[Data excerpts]
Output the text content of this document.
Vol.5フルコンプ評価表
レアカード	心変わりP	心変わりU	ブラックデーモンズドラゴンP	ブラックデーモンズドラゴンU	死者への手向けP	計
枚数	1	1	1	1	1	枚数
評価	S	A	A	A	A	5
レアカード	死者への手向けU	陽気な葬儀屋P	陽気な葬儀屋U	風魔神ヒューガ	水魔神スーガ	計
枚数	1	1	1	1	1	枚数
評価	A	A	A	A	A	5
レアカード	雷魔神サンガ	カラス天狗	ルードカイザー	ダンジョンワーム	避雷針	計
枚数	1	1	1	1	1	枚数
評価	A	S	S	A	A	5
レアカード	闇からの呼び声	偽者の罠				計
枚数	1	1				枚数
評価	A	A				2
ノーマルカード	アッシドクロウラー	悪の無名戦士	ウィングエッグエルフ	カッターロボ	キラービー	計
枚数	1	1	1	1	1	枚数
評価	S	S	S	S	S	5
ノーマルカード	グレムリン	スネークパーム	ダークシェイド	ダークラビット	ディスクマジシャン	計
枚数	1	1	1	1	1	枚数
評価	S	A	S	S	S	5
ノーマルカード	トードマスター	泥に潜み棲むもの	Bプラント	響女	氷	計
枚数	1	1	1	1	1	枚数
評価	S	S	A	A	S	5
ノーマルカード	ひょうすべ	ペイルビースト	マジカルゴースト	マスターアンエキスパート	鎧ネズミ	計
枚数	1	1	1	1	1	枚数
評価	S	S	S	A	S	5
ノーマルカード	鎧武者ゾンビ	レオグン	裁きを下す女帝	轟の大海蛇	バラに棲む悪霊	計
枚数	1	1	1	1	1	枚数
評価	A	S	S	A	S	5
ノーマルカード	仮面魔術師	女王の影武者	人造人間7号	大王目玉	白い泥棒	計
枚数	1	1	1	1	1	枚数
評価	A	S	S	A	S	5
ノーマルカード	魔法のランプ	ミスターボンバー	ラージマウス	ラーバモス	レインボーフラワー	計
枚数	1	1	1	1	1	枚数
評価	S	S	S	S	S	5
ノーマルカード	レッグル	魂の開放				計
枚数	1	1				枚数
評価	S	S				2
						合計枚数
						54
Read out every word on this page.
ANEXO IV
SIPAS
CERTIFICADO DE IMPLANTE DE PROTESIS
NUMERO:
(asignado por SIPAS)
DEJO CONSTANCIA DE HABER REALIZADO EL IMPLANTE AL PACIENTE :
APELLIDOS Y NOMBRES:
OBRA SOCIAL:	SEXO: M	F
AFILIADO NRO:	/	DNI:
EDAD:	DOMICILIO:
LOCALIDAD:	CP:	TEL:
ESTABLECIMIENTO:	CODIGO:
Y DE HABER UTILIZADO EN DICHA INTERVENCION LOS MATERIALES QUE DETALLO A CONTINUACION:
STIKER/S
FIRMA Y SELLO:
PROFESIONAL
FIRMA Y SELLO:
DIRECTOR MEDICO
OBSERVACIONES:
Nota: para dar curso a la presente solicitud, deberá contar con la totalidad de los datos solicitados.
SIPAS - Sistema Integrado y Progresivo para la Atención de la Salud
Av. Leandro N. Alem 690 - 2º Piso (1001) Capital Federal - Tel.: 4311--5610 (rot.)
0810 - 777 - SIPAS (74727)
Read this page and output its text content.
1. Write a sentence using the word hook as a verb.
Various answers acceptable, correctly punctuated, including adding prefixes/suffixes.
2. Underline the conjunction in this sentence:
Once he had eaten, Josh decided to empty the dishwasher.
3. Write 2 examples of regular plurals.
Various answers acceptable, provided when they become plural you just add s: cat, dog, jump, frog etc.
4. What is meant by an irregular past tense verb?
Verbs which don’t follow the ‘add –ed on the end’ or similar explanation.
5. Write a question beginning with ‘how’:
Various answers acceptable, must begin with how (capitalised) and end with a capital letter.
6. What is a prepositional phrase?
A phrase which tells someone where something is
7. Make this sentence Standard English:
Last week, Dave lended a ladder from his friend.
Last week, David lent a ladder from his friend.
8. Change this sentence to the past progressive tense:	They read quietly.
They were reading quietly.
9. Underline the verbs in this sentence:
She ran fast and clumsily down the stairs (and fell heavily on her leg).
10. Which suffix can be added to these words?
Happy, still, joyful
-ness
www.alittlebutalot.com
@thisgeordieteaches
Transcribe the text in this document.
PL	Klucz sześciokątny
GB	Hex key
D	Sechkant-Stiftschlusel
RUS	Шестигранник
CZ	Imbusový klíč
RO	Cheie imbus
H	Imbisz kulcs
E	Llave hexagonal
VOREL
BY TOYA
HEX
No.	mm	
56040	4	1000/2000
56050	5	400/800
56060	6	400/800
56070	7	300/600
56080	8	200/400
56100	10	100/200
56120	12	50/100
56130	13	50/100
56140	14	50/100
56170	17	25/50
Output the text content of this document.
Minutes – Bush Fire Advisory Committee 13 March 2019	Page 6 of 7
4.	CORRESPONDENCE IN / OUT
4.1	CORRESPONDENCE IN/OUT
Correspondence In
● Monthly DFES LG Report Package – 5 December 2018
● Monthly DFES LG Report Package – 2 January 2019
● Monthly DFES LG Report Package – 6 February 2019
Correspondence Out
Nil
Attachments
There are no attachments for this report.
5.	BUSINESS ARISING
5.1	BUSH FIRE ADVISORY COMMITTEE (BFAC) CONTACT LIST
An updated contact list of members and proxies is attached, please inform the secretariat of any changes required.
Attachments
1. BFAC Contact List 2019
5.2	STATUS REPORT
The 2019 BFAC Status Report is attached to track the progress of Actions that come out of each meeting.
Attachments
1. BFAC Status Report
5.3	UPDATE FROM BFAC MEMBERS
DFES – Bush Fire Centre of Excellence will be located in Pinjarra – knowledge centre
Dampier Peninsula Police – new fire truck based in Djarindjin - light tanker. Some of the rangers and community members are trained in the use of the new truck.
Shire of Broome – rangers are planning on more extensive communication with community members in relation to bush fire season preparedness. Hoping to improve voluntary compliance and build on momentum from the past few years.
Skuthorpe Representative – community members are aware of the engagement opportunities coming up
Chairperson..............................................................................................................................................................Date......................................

Written instruction |
From the entries above, collect every line with the string "What" in it.

The output |
4. What is meant by an irregular past tense verb?
6. What is a prepositional phrase?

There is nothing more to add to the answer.